#### [提供テキスト]
---+---
※使用しているタロットカードは「マルセイユタロット」です。
タロットカード「戦車」の意味を数字から解釈してみる
「戦車」のカードは「7」という数字があてはめられます。
ここでは、まずこの「7」という数字についてみていきたいと思います。
「7」が表すのは「運動力」です。
それは、行動すること。
行動の原動力となるのが「落差」です。
「ここにはないなにか」を持っているから、行動を起こすことができるからです。
その「落差」は、葛藤などといわれることもあるでしょうか。
落差が大きければ大きいほど、運動力は大きくなります。
この行動力は、発展をもたらしますが、一方で、暴走する可能性もあります。
「7」の数字は、壁にぶつかるまで一直線に行き続けるしかなく、とどまることや循環することを知らないため、活発で攻撃的なエネルギーです。
一直線に進み続けるには、目の前に障害物があっても勝ち続けなければなりません。
迂回や周り道、という選択肢がないため、「7」の力を持っていると、どんな無理難題を突き付けられたとしても、いともかんたんに突破することができるでしょう。
この力は、人生の突破力になります。
がむしゃらに行動し前に進み続けることはエネルギーも必要ですし、なかなか大変なものです。
---+---
#### [データ抜粋]
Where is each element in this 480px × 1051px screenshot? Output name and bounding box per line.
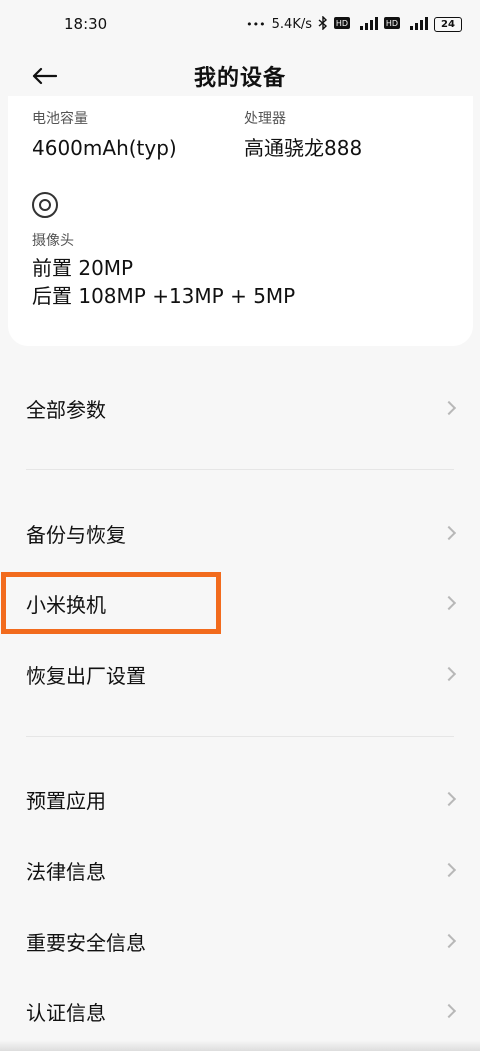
---+---
#### [課題 1]
タロットカード「戦車」の文章から、"落差が大きければ大きいほど、運動力は大きくなります。"から"破することができるでしょう。"までを一字一句変えずに書き写せ。
#### [課題 2]
タロットカード「戦車」の文章では、行動の原動力となるものを何と呼んでいるか。

#### [解答例 1]
落差が大きければ大きいほど、運動力は大きくなります。
この行動力は、発展をもたらしますが、一方で、暴走する可能性もあります。
「7」の数字は、壁にぶつかるまで一直線に行き続けるしかなく、とどまることや循環することを知らないため、活発で攻撃的なエネルギーです。
一直線に進み続けるには、目の前に障害物があっても勝ち続けなければなりません。
迂回や周り道、という選択肢がないため、「7」の力を持っていると、どんな無理難題を突き付けられたとしても、いともかんたんに突破することができるでしょう。

#### [解答例 2]
「落差」